### EXERCISE DETAILS
Skip the pictures and repeat each line of the data exactly.

Collection entries
▼
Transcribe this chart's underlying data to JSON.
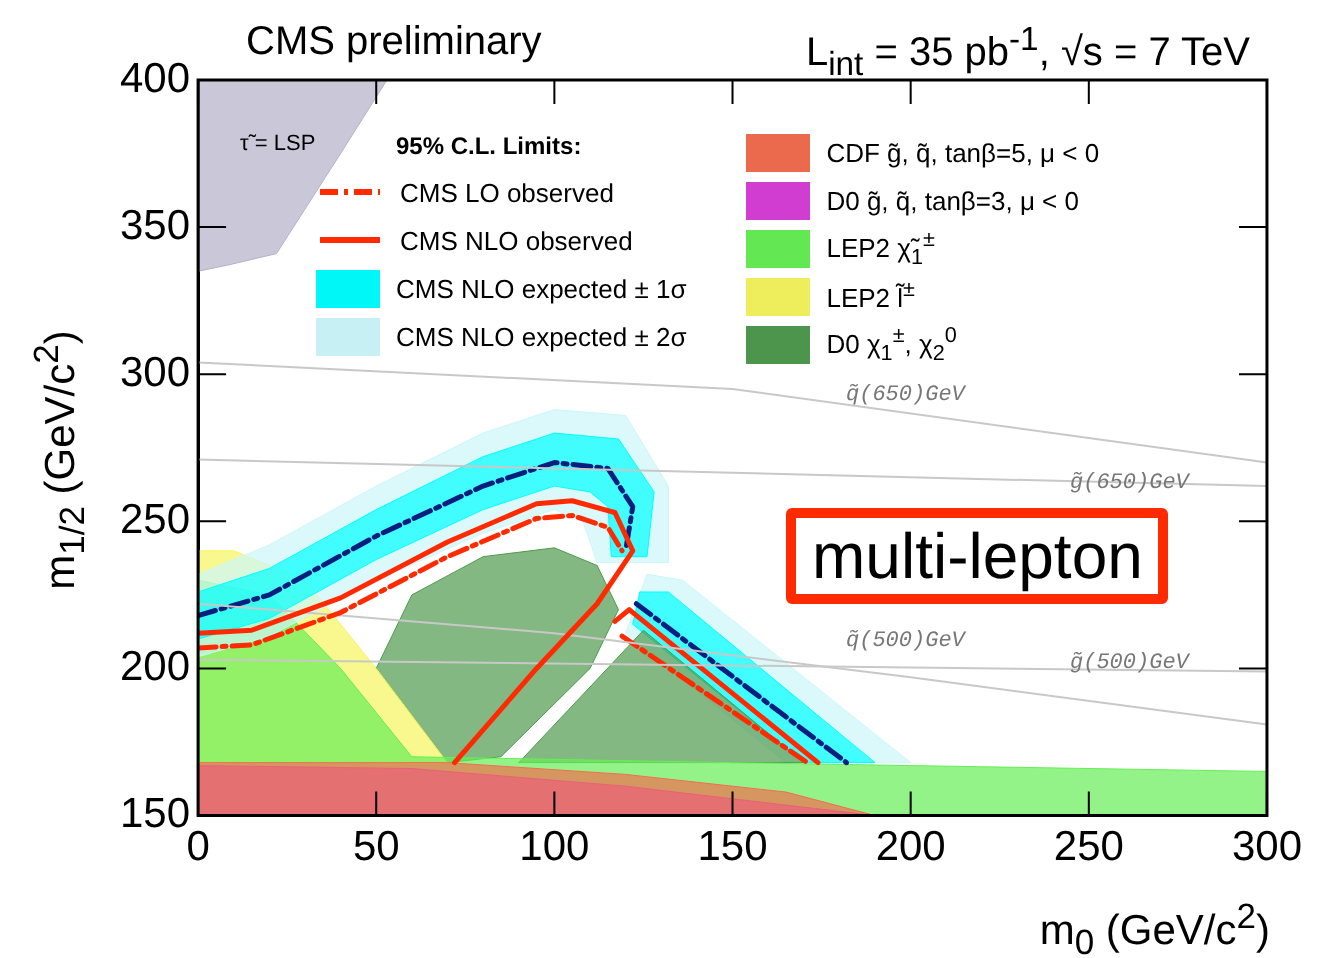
{
  "chart_data": {
    "type": "line",
    "title": "CMS preliminary",
    "subtitle": "L$_{int}$ = 35 pb$^{-1}$, √s = 7 TeV",
    "xlabel": "m$_{0}$ (GeV/c$^{2}$)",
    "ylabel": "m$_{1/2}$ (GeV/c$^{2}$)",
    "legend_title": "95% C.L. Limits:",
    "legend": "top",
    "xlim": [
      0,
      300
    ],
    "ylim": [
      150,
      400
    ],
    "xticks": [
      0,
      50,
      100,
      150,
      200,
      250,
      300
    ],
    "yticks": [
      150,
      200,
      250,
      300,
      350,
      400
    ],
    "grid": false,
    "series": [
      {
        "name": "CMS LO observed",
        "type": "line",
        "line_style": "dashed",
        "color": "#ff2a00",
        "x": [
          0,
          15,
          40,
          70,
          95,
          105,
          115,
          119
        ],
        "values": [
          207,
          208,
          219,
          238,
          251,
          252,
          248,
          240
        ]
      },
      {
        "name": "CMS NLO observed",
        "type": "line",
        "line_style": "solid",
        "color": "#ff2a00",
        "x": [
          0,
          15,
          40,
          70,
          95,
          105,
          117,
          122,
          112,
          95,
          72
        ],
        "values": [
          212,
          213,
          224,
          243,
          256,
          257,
          253,
          240,
          222,
          200,
          168
        ]
      },
      {
        "name": "CMS NLO expected ± 1σ",
        "type": "area",
        "color": "#00ffff",
        "x": [
          0,
          20,
          50,
          80,
          100,
          118,
          128,
          126,
          116,
          115,
          110,
          100,
          80,
          50,
          20,
          0
        ],
        "values": [
          226,
          234,
          254,
          272,
          280,
          278,
          260,
          238,
          238,
          255,
          260,
          262,
          254,
          237,
          217,
          210
        ]
      },
      {
        "name": "CMS NLO expected ± 2σ",
        "type": "area",
        "color": "#ccf7fa",
        "x": [
          0,
          20,
          50,
          80,
          100,
          120,
          132,
          132,
          112,
          108,
          100,
          80,
          50,
          20,
          0
        ],
        "values": [
          232,
          242,
          262,
          280,
          288,
          286,
          262,
          236,
          236,
          250,
          254,
          246,
          230,
          211,
          204
        ]
      },
      {
        "name": "CDF  g̃, q̃, tanβ=5, μ < 0",
        "type": "area",
        "color": "#f26d50",
        "x": [
          0,
          0,
          70,
          120,
          165,
          190
        ],
        "values": [
          150,
          168,
          168,
          164,
          158,
          150
        ]
      },
      {
        "name": "D0  g̃, q̃, tanβ=3, μ < 0",
        "type": "area",
        "color": "#d63fd6",
        "x": [
          0,
          0,
          60,
          120,
          190
        ],
        "values": [
          150,
          167,
          166,
          160,
          150
        ]
      },
      {
        "name": "LEP2  χ̃$_{1}$$^{±}$",
        "type": "area",
        "color": "#66ee55",
        "x": [
          0,
          300,
          300,
          200,
          150,
          60,
          40,
          20,
          0
        ],
        "values": [
          150,
          150,
          165,
          167,
          168,
          170,
          200,
          225,
          230
        ]
      },
      {
        "name": "LEP2  l̃$^{±}$",
        "type": "area",
        "color": "#f5f560",
        "x": [
          0,
          70,
          50,
          30,
          10,
          0
        ],
        "values": [
          168,
          168,
          200,
          230,
          240,
          240
        ]
      },
      {
        "name": "D0  χ$_{1}$$^{±}$, χ$_{2}$$^{0}$",
        "type": "area",
        "color": "#4f9a4f",
        "x": [
          50,
          60,
          80,
          100,
          112,
          118,
          110,
          85,
          70
        ],
        "values": [
          200,
          225,
          238,
          241,
          235,
          220,
          200,
          170,
          168
        ]
      },
      {
        "type": "area",
        "color": "#4f9a4f",
        "x": [
          90,
          125,
          170
        ],
        "values": [
          168,
          213,
          168
        ]
      },
      {
        "type": "area",
        "color": "#b3b1c8",
        "x": [
          0,
          53,
          40,
          22,
          8,
          0
        ],
        "values": [
          400,
          400,
          375,
          341,
          337,
          335
        ]
      },
      {
        "type": "area",
        "color": "#00ffff",
        "x": [
          124,
          132,
          190,
          170,
          122
        ],
        "values": [
          226,
          226,
          168,
          168,
          215
        ]
      },
      {
        "type": "area",
        "color": "#ccf7fa",
        "x": [
          126,
          136,
          200,
          165,
          120
        ],
        "values": [
          232,
          230,
          168,
          168,
          212
        ]
      },
      {
        "type": "line",
        "line_style": "solid",
        "color": "#c8c8c8",
        "x": [
          0,
          150,
          300
        ],
        "values": [
          304,
          295,
          270
        ]
      },
      {
        "type": "line",
        "line_style": "solid",
        "color": "#c8c8c8",
        "x": [
          0,
          300
        ],
        "values": [
          271,
          262
        ]
      },
      {
        "type": "line",
        "line_style": "solid",
        "color": "#c8c8c8",
        "x": [
          0,
          100,
          200,
          300
        ],
        "values": [
          222,
          212,
          197,
          181
        ]
      },
      {
        "type": "line",
        "line_style": "solid",
        "color": "#c8c8c8",
        "x": [
          0,
          300
        ],
        "values": [
          203,
          199
        ]
      },
      {
        "type": "line",
        "line_style": "dashed",
        "color": "#0a1e80",
        "x": [
          0,
          20,
          50,
          80,
          100,
          115,
          122,
          120
        ],
        "values": [
          218,
          225,
          245,
          262,
          270,
          268,
          255,
          240
        ]
      },
      {
        "type": "line",
        "line_style": "dashed",
        "color": "#0a1e80",
        "x": [
          123,
          182
        ],
        "values": [
          222,
          168
        ]
      },
      {
        "type": "line",
        "line_style": "dashed",
        "color": "#ff2a00",
        "x": [
          119,
          171
        ],
        "values": [
          211,
          168
        ]
      },
      {
        "type": "line",
        "line_style": "solid",
        "color": "#ff2a00",
        "x": [
          117,
          121,
          174
        ],
        "values": [
          216,
          220,
          168
        ]
      }
    ],
    "annotations": [
      "τ̃ = LSP",
      "q̃(650)GeV",
      "g̃(650)GeV",
      "q̃(500)GeV",
      "g̃(500)GeV",
      "multi-lepton"
    ]
  }
}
▲
### TASK RESULT
Transcribe this chart's underlying data to JSON.
{
  "chart_data": {
    "type": "line",
    "title": "CMS preliminary",
    "subtitle": "L$_{int}$ = 35 pb$^{-1}$, √s = 7 TeV",
    "xlabel": "m$_{0}$ (GeV/c$^{2}$)",
    "ylabel": "m$_{1/2}$ (GeV/c$^{2}$)",
    "legend_title": "95% C.L. Limits:",
    "legend": "top",
    "xlim": [
      0,
      300
    ],
    "ylim": [
      150,
      400
    ],
    "xticks": [
      0,
      50,
      100,
      150,
      200,
      250,
      300
    ],
    "yticks": [
      150,
      200,
      250,
      300,
      350,
      400
    ],
    "grid": false,
    "series": [
      {
        "name": "CMS LO observed",
        "type": "line",
        "line_style": "dashed",
        "color": "#ff2a00",
        "x": [
          0,
          15,
          40,
          70,
          95,
          105,
          115,
          119
        ],
        "values": [
          207,
          208,
          219,
          238,
          251,
          252,
          248,
          240
        ]
      },
      {
        "name": "CMS NLO observed",
        "type": "line",
        "line_style": "solid",
        "color": "#ff2a00",
        "x": [
          0,
          15,
          40,
          70,
          95,
          105,
          117,
          122,
          112,
          95,
          72
        ],
        "values": [
          212,
          213,
          224,
          243,
          256,
          257,
          253,
          240,
          222,
          200,
          168
        ]
      },
      {
        "name": "CMS NLO expected ± 1σ",
        "type": "area",
        "color": "#00ffff",
        "x": [
          0,
          20,
          50,
          80,
          100,
          118,
          128,
          126,
          116,
          115,
          110,
          100,
          80,
          50,
          20,
          0
        ],
        "values": [
          226,
          234,
          254,
          272,
          280,
          278,
          260,
          238,
          238,
          255,
          260,
          262,
          254,
          237,
          217,
          210
        ]
      },
      {
        "name": "CMS NLO expected ± 2σ",
        "type": "area",
        "color": "#ccf7fa",
        "x": [
          0,
          20,
          50,
          80,
          100,
          120,
          132,
          132,
          112,
          108,
          100,
          80,
          50,
          20,
          0
        ],
        "values": [
          232,
          242,
          262,
          280,
          288,
          286,
          262,
          236,
          236,
          250,
          254,
          246,
          230,
          211,
          204
        ]
      },
      {
        "name": "CDF  g̃, q̃, tanβ=5, μ < 0",
        "type": "area",
        "color": "#f26d50",
        "x": [
          0,
          0,
          70,
          120,
          165,
          190
        ],
        "values": [
          150,
          168,
          168,
          164,
          158,
          150
        ]
      },
      {
        "name": "D0  g̃, q̃, tanβ=3, μ < 0",
        "type": "area",
        "color": "#d63fd6",
        "x": [
          0,
          0,
          60,
          120,
          190
        ],
        "values": [
          150,
          167,
          166,
          160,
          150
        ]
      },
      {
        "name": "LEP2  χ̃$_{1}$$^{±}$",
        "type": "area",
        "color": "#66ee55",
        "x": [
          0,
          300,
          300,
          200,
          150,
          60,
          40,
          20,
          0
        ],
        "values": [
          150,
          150,
          165,
          167,
          168,
          170,
          200,
          225,
          230
        ]
      },
      {
        "name": "LEP2  l̃$^{±}$",
        "type": "area",
        "color": "#f5f560",
        "x": [
          0,
          70,
          50,
          30,
          10,
          0
        ],
        "values": [
          168,
          168,
          200,
          230,
          240,
          240
        ]
      },
      {
        "name": "D0  χ$_{1}$$^{±}$, χ$_{2}$$^{0}$",
        "type": "area",
        "color": "#4f9a4f",
        "x": [
          50,
          60,
          80,
          100,
          112,
          118,
          110,
          85,
          70
        ],
        "values": [
          200,
          225,
          238,
          241,
          235,
          220,
          200,
          170,
          168
        ]
      },
      {
        "type": "area",
        "color": "#4f9a4f",
        "x": [
          90,
          125,
          170
        ],
        "values": [
          168,
          213,
          168
        ]
      },
      {
        "type": "area",
        "color": "#b3b1c8",
        "x": [
          0,
          53,
          40,
          22,
          8,
          0
        ],
        "values": [
          400,
          400,
          375,
          341,
          337,
          335
        ]
      },
      {
        "type": "area",
        "color": "#00ffff",
        "x": [
          124,
          132,
          190,
          170,
          122
        ],
        "values": [
          226,
          226,
          168,
          168,
          215
        ]
      },
      {
        "type": "area",
        "color": "#ccf7fa",
        "x": [
          126,
          136,
          200,
          165,
          120
        ],
        "values": [
          232,
          230,
          168,
          168,
          212
        ]
      },
      {
        "type": "line",
        "line_style": "solid",
        "color": "#c8c8c8",
        "x": [
          0,
          150,
          300
        ],
        "values": [
          304,
          295,
          270
        ]
      },
      {
        "type": "line",
        "line_style": "solid",
        "color": "#c8c8c8",
        "x": [
          0,
          300
        ],
        "values": [
          271,
          262
        ]
      },
      {
        "type": "line",
        "line_style": "solid",
        "color": "#c8c8c8",
        "x": [
          0,
          100,
          200,
          300
        ],
        "values": [
          222,
          212,
          197,
          181
        ]
      },
      {
        "type": "line",
        "line_style": "solid",
        "color": "#c8c8c8",
        "x": [
          0,
          300
        ],
        "values": [
          203,
          199
        ]
      },
      {
        "type": "line",
        "line_style": "dashed",
        "color": "#0a1e80",
        "x": [
          0,
          20,
          50,
          80,
          100,
          115,
          122,
          120
        ],
        "values": [
          218,
          225,
          245,
          262,
          270,
          268,
          255,
          240
        ]
      },
      {
        "type": "line",
        "line_style": "dashed",
        "color": "#0a1e80",
        "x": [
          123,
          182
        ],
        "values": [
          222,
          168
        ]
      },
      {
        "type": "line",
        "line_style": "dashed",
        "color": "#ff2a00",
        "x": [
          119,
          171
        ],
        "values": [
          211,
          168
        ]
      },
      {
        "type": "line",
        "line_style": "solid",
        "color": "#ff2a00",
        "x": [
          117,
          121,
          174
        ],
        "values": [
          216,
          220,
          168
        ]
      }
    ],
    "annotations": [
      "τ̃ = LSP",
      "q̃(650)GeV",
      "g̃(650)GeV",
      "q̃(500)GeV",
      "g̃(500)GeV",
      "multi-lepton"
    ]
  }
}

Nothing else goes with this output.